## PROBLEM REQUIREMENTS
Leave out the pictures and repeat the data exactly.

· · · · ·

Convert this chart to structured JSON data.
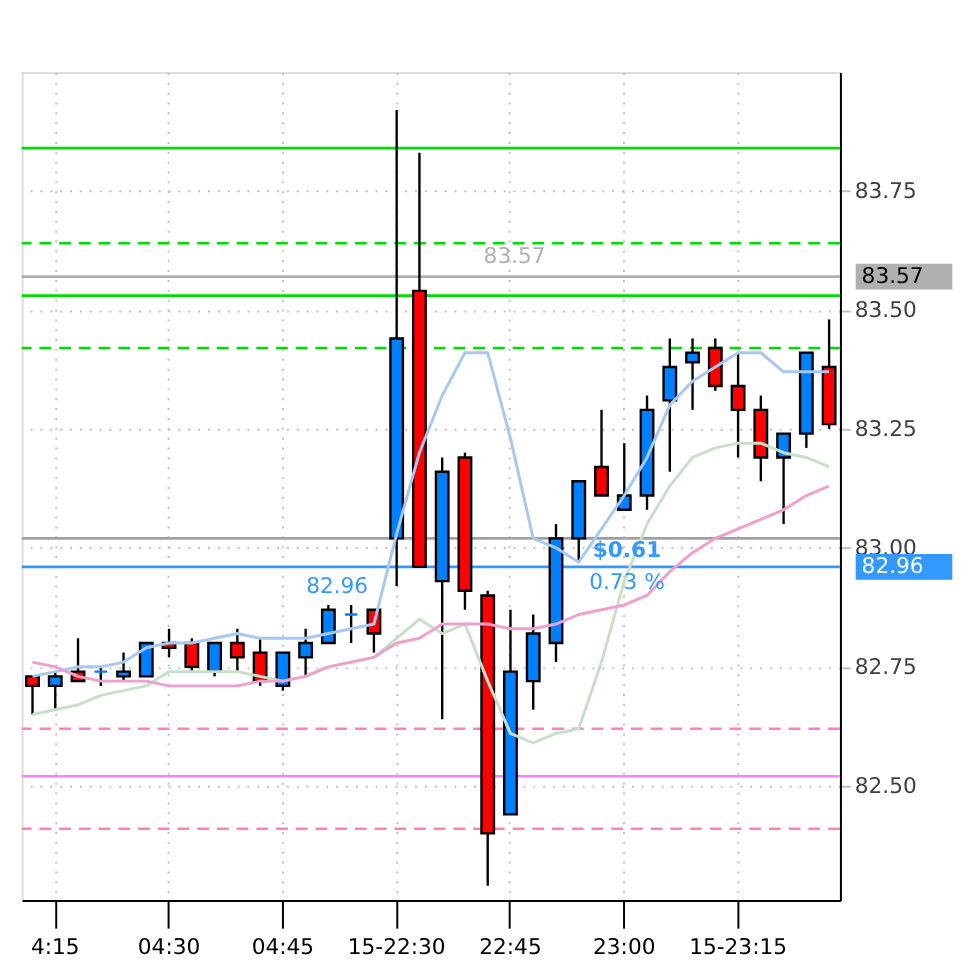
{
  "chart_data": {
    "type": "candlestick",
    "categories": [
      null,
      "4:15",
      null,
      null,
      null,
      null,
      "04:30",
      null,
      null,
      null,
      null,
      "04:45",
      null,
      null,
      null,
      null,
      "15-22:30",
      null,
      null,
      null,
      null,
      "22:45",
      null,
      null,
      null,
      null,
      "23:00",
      null,
      null,
      null,
      null,
      "15-23:15",
      null,
      null,
      null,
      null
    ],
    "ohlc": [
      [
        82.73,
        82.73,
        82.65,
        82.71
      ],
      [
        82.71,
        82.74,
        82.66,
        82.73
      ],
      [
        82.74,
        82.81,
        82.72,
        82.72
      ],
      [
        82.74,
        82.75,
        82.71,
        82.74
      ],
      [
        82.73,
        82.78,
        82.72,
        82.74
      ],
      [
        82.73,
        82.8,
        82.73,
        82.8
      ],
      [
        82.8,
        82.83,
        82.77,
        82.79
      ],
      [
        82.8,
        82.81,
        82.74,
        82.75
      ],
      [
        82.74,
        82.8,
        82.73,
        82.8
      ],
      [
        82.8,
        82.83,
        82.74,
        82.77
      ],
      [
        82.78,
        82.81,
        82.71,
        82.72
      ],
      [
        82.71,
        82.78,
        82.7,
        82.78
      ],
      [
        82.77,
        82.83,
        82.73,
        82.8
      ],
      [
        82.8,
        82.88,
        82.8,
        82.87
      ],
      [
        82.86,
        82.88,
        82.8,
        82.86
      ],
      [
        82.87,
        82.87,
        82.78,
        82.82
      ],
      [
        83.02,
        83.92,
        82.92,
        83.44
      ],
      [
        83.54,
        83.83,
        82.96,
        82.96
      ],
      [
        82.93,
        83.19,
        82.64,
        83.16
      ],
      [
        83.19,
        83.2,
        82.87,
        82.91
      ],
      [
        82.9,
        82.91,
        82.29,
        82.4
      ],
      [
        82.44,
        82.87,
        82.44,
        82.74
      ],
      [
        82.72,
        82.86,
        82.66,
        82.82
      ],
      [
        82.8,
        83.05,
        82.76,
        83.02
      ],
      [
        83.02,
        83.14,
        82.97,
        83.14
      ],
      [
        83.17,
        83.29,
        83.11,
        83.11
      ],
      [
        83.08,
        83.22,
        83.08,
        83.11
      ],
      [
        83.11,
        83.32,
        83.08,
        83.29
      ],
      [
        83.31,
        83.44,
        83.16,
        83.38
      ],
      [
        83.39,
        83.44,
        83.29,
        83.41
      ],
      [
        83.42,
        83.44,
        83.33,
        83.34
      ],
      [
        83.34,
        83.41,
        83.19,
        83.29
      ],
      [
        83.29,
        83.32,
        83.14,
        83.19
      ],
      [
        83.19,
        83.24,
        83.05,
        83.24
      ],
      [
        83.24,
        83.41,
        83.21,
        83.41
      ],
      [
        83.38,
        83.48,
        83.25,
        83.26
      ]
    ],
    "colors": [
      "#ff0000",
      "#0080ff",
      "#ff0000",
      "#0080ff",
      "#0080ff",
      "#0080ff",
      "#ff0000",
      "#ff0000",
      "#0080ff",
      "#ff0000",
      "#ff0000",
      "#0080ff",
      "#0080ff",
      "#0080ff",
      "#0080ff",
      "#ff0000",
      "#0080ff",
      "#ff0000",
      "#0080ff",
      "#ff0000",
      "#ff0000",
      "#0080ff",
      "#0080ff",
      "#0080ff",
      "#0080ff",
      "#ff0000",
      "#0080ff",
      "#0080ff",
      "#0080ff",
      "#0080ff",
      "#ff0000",
      "#ff0000",
      "#ff0000",
      "#0080ff",
      "#0080ff",
      "#ff0000"
    ],
    "series": [
      {
        "type": "line",
        "color": "#a8c8f0",
        "values": [
          82.73,
          82.74,
          82.75,
          82.75,
          82.76,
          82.79,
          82.8,
          82.8,
          82.81,
          82.82,
          82.81,
          82.81,
          82.81,
          82.82,
          82.83,
          82.84,
          83.03,
          83.2,
          83.32,
          83.41,
          83.41,
          83.23,
          83.02,
          83.0,
          82.97,
          83.04,
          83.11,
          83.19,
          83.3,
          83.35,
          83.38,
          83.41,
          83.41,
          83.37,
          83.37,
          83.37
        ]
      },
      {
        "type": "line",
        "color": "#c8e0c8",
        "values": [
          82.65,
          82.66,
          82.67,
          82.69,
          82.7,
          82.71,
          82.74,
          82.74,
          82.74,
          82.74,
          82.73,
          82.72,
          82.73,
          82.75,
          82.76,
          82.77,
          82.81,
          82.85,
          82.82,
          82.84,
          82.72,
          82.61,
          82.59,
          82.61,
          82.62,
          82.76,
          82.93,
          83.05,
          83.13,
          83.19,
          83.21,
          83.22,
          83.22,
          83.2,
          83.19,
          83.17
        ]
      },
      {
        "type": "line",
        "color": "#f0a0cc",
        "values": [
          82.76,
          82.75,
          82.73,
          82.72,
          82.72,
          82.72,
          82.71,
          82.71,
          82.71,
          82.71,
          82.72,
          82.72,
          82.73,
          82.75,
          82.76,
          82.77,
          82.8,
          82.81,
          82.84,
          82.84,
          82.84,
          82.83,
          82.83,
          82.84,
          82.86,
          82.87,
          82.88,
          82.9,
          82.95,
          82.99,
          83.02,
          83.04,
          83.06,
          83.08,
          83.11,
          83.13
        ]
      }
    ],
    "ylim": [
      82.26,
      84.0
    ],
    "yticks": [
      {
        "value": 82.5,
        "label": "82.50"
      },
      82.75,
      {
        "value": 83,
        "label": "83.00"
      },
      83.25,
      {
        "value": 83.5,
        "label": "83.50"
      },
      83.75
    ],
    "ref_lines": [
      {
        "axis": "y",
        "value": 83.84,
        "color": "#00dd00",
        "line_style": "solid"
      },
      {
        "axis": "y",
        "value": 83.64,
        "color": "#00dd00",
        "line_style": "dashed"
      },
      {
        "axis": "y",
        "value": 83.53,
        "color": "#00dd00",
        "line_style": "solid"
      },
      {
        "axis": "y",
        "value": 83.42,
        "color": "#00dd00",
        "line_style": "dashed"
      },
      {
        "axis": "y",
        "value": 83.02,
        "color": "#a0a0a0",
        "line_style": "solid"
      },
      {
        "axis": "y",
        "value": 82.62,
        "color": "#ff80c0",
        "line_style": "dashed"
      },
      {
        "axis": "y",
        "value": 82.52,
        "color": "#ff80ff",
        "line_style": "solid"
      },
      {
        "axis": "y",
        "value": 82.41,
        "color": "#ff80c0",
        "line_style": "dashed"
      },
      {
        "axis": "y",
        "value": 83.57,
        "label": "83.57",
        "color": "#b0b0b0",
        "line_style": "solid"
      },
      {
        "axis": "y",
        "value": 82.96,
        "label": "82.96",
        "color": "#3399ff",
        "line_style": "solid"
      }
    ],
    "annotations": [
      {
        "text": "83.57",
        "y": 83.57
      },
      {
        "text": "82.96",
        "y": 82.96
      },
      {
        "text": "$0.61",
        "y": 82.96
      },
      {
        "text": "0.73 %",
        "y": 82.96
      }
    ],
    "grid": true
  }
}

· · · · ·

## SOLUTION
Convert this chart to structured JSON data.
{
  "chart_data": {
    "type": "candlestick",
    "categories": [
      null,
      "4:15",
      null,
      null,
      null,
      null,
      "04:30",
      null,
      null,
      null,
      null,
      "04:45",
      null,
      null,
      null,
      null,
      "15-22:30",
      null,
      null,
      null,
      null,
      "22:45",
      null,
      null,
      null,
      null,
      "23:00",
      null,
      null,
      null,
      null,
      "15-23:15",
      null,
      null,
      null,
      null
    ],
    "ohlc": [
      [
        82.73,
        82.73,
        82.65,
        82.71
      ],
      [
        82.71,
        82.74,
        82.66,
        82.73
      ],
      [
        82.74,
        82.81,
        82.72,
        82.72
      ],
      [
        82.74,
        82.75,
        82.71,
        82.74
      ],
      [
        82.73,
        82.78,
        82.72,
        82.74
      ],
      [
        82.73,
        82.8,
        82.73,
        82.8
      ],
      [
        82.8,
        82.83,
        82.77,
        82.79
      ],
      [
        82.8,
        82.81,
        82.74,
        82.75
      ],
      [
        82.74,
        82.8,
        82.73,
        82.8
      ],
      [
        82.8,
        82.83,
        82.74,
        82.77
      ],
      [
        82.78,
        82.81,
        82.71,
        82.72
      ],
      [
        82.71,
        82.78,
        82.7,
        82.78
      ],
      [
        82.77,
        82.83,
        82.73,
        82.8
      ],
      [
        82.8,
        82.88,
        82.8,
        82.87
      ],
      [
        82.86,
        82.88,
        82.8,
        82.86
      ],
      [
        82.87,
        82.87,
        82.78,
        82.82
      ],
      [
        83.02,
        83.92,
        82.92,
        83.44
      ],
      [
        83.54,
        83.83,
        82.96,
        82.96
      ],
      [
        82.93,
        83.19,
        82.64,
        83.16
      ],
      [
        83.19,
        83.2,
        82.87,
        82.91
      ],
      [
        82.9,
        82.91,
        82.29,
        82.4
      ],
      [
        82.44,
        82.87,
        82.44,
        82.74
      ],
      [
        82.72,
        82.86,
        82.66,
        82.82
      ],
      [
        82.8,
        83.05,
        82.76,
        83.02
      ],
      [
        83.02,
        83.14,
        82.97,
        83.14
      ],
      [
        83.17,
        83.29,
        83.11,
        83.11
      ],
      [
        83.08,
        83.22,
        83.08,
        83.11
      ],
      [
        83.11,
        83.32,
        83.08,
        83.29
      ],
      [
        83.31,
        83.44,
        83.16,
        83.38
      ],
      [
        83.39,
        83.44,
        83.29,
        83.41
      ],
      [
        83.42,
        83.44,
        83.33,
        83.34
      ],
      [
        83.34,
        83.41,
        83.19,
        83.29
      ],
      [
        83.29,
        83.32,
        83.14,
        83.19
      ],
      [
        83.19,
        83.24,
        83.05,
        83.24
      ],
      [
        83.24,
        83.41,
        83.21,
        83.41
      ],
      [
        83.38,
        83.48,
        83.25,
        83.26
      ]
    ],
    "colors": [
      "#ff0000",
      "#0080ff",
      "#ff0000",
      "#0080ff",
      "#0080ff",
      "#0080ff",
      "#ff0000",
      "#ff0000",
      "#0080ff",
      "#ff0000",
      "#ff0000",
      "#0080ff",
      "#0080ff",
      "#0080ff",
      "#0080ff",
      "#ff0000",
      "#0080ff",
      "#ff0000",
      "#0080ff",
      "#ff0000",
      "#ff0000",
      "#0080ff",
      "#0080ff",
      "#0080ff",
      "#0080ff",
      "#ff0000",
      "#0080ff",
      "#0080ff",
      "#0080ff",
      "#0080ff",
      "#ff0000",
      "#ff0000",
      "#ff0000",
      "#0080ff",
      "#0080ff",
      "#ff0000"
    ],
    "series": [
      {
        "type": "line",
        "color": "#a8c8f0",
        "values": [
          82.73,
          82.74,
          82.75,
          82.75,
          82.76,
          82.79,
          82.8,
          82.8,
          82.81,
          82.82,
          82.81,
          82.81,
          82.81,
          82.82,
          82.83,
          82.84,
          83.03,
          83.2,
          83.32,
          83.41,
          83.41,
          83.23,
          83.02,
          83.0,
          82.97,
          83.04,
          83.11,
          83.19,
          83.3,
          83.35,
          83.38,
          83.41,
          83.41,
          83.37,
          83.37,
          83.37
        ]
      },
      {
        "type": "line",
        "color": "#c8e0c8",
        "values": [
          82.65,
          82.66,
          82.67,
          82.69,
          82.7,
          82.71,
          82.74,
          82.74,
          82.74,
          82.74,
          82.73,
          82.72,
          82.73,
          82.75,
          82.76,
          82.77,
          82.81,
          82.85,
          82.82,
          82.84,
          82.72,
          82.61,
          82.59,
          82.61,
          82.62,
          82.76,
          82.93,
          83.05,
          83.13,
          83.19,
          83.21,
          83.22,
          83.22,
          83.2,
          83.19,
          83.17
        ]
      },
      {
        "type": "line",
        "color": "#f0a0cc",
        "values": [
          82.76,
          82.75,
          82.73,
          82.72,
          82.72,
          82.72,
          82.71,
          82.71,
          82.71,
          82.71,
          82.72,
          82.72,
          82.73,
          82.75,
          82.76,
          82.77,
          82.8,
          82.81,
          82.84,
          82.84,
          82.84,
          82.83,
          82.83,
          82.84,
          82.86,
          82.87,
          82.88,
          82.9,
          82.95,
          82.99,
          83.02,
          83.04,
          83.06,
          83.08,
          83.11,
          83.13
        ]
      }
    ],
    "ylim": [
      82.26,
      84.0
    ],
    "yticks": [
      {
        "value": 82.5,
        "label": "82.50"
      },
      82.75,
      {
        "value": 83,
        "label": "83.00"
      },
      83.25,
      {
        "value": 83.5,
        "label": "83.50"
      },
      83.75
    ],
    "ref_lines": [
      {
        "axis": "y",
        "value": 83.84,
        "color": "#00dd00",
        "line_style": "solid"
      },
      {
        "axis": "y",
        "value": 83.64,
        "color": "#00dd00",
        "line_style": "dashed"
      },
      {
        "axis": "y",
        "value": 83.53,
        "color": "#00dd00",
        "line_style": "solid"
      },
      {
        "axis": "y",
        "value": 83.42,
        "color": "#00dd00",
        "line_style": "dashed"
      },
      {
        "axis": "y",
        "value": 83.02,
        "color": "#a0a0a0",
        "line_style": "solid"
      },
      {
        "axis": "y",
        "value": 82.62,
        "color": "#ff80c0",
        "line_style": "dashed"
      },
      {
        "axis": "y",
        "value": 82.52,
        "color": "#ff80ff",
        "line_style": "solid"
      },
      {
        "axis": "y",
        "value": 82.41,
        "color": "#ff80c0",
        "line_style": "dashed"
      },
      {
        "axis": "y",
        "value": 83.57,
        "label": "83.57",
        "color": "#b0b0b0",
        "line_style": "solid"
      },
      {
        "axis": "y",
        "value": 82.96,
        "label": "82.96",
        "color": "#3399ff",
        "line_style": "solid"
      }
    ],
    "annotations": [
      {
        "text": "83.57",
        "y": 83.57
      },
      {
        "text": "82.96",
        "y": 82.96
      },
      {
        "text": "$0.61",
        "y": 82.96
      },
      {
        "text": "0.73 %",
        "y": 82.96
      }
    ],
    "grid": true
  }
}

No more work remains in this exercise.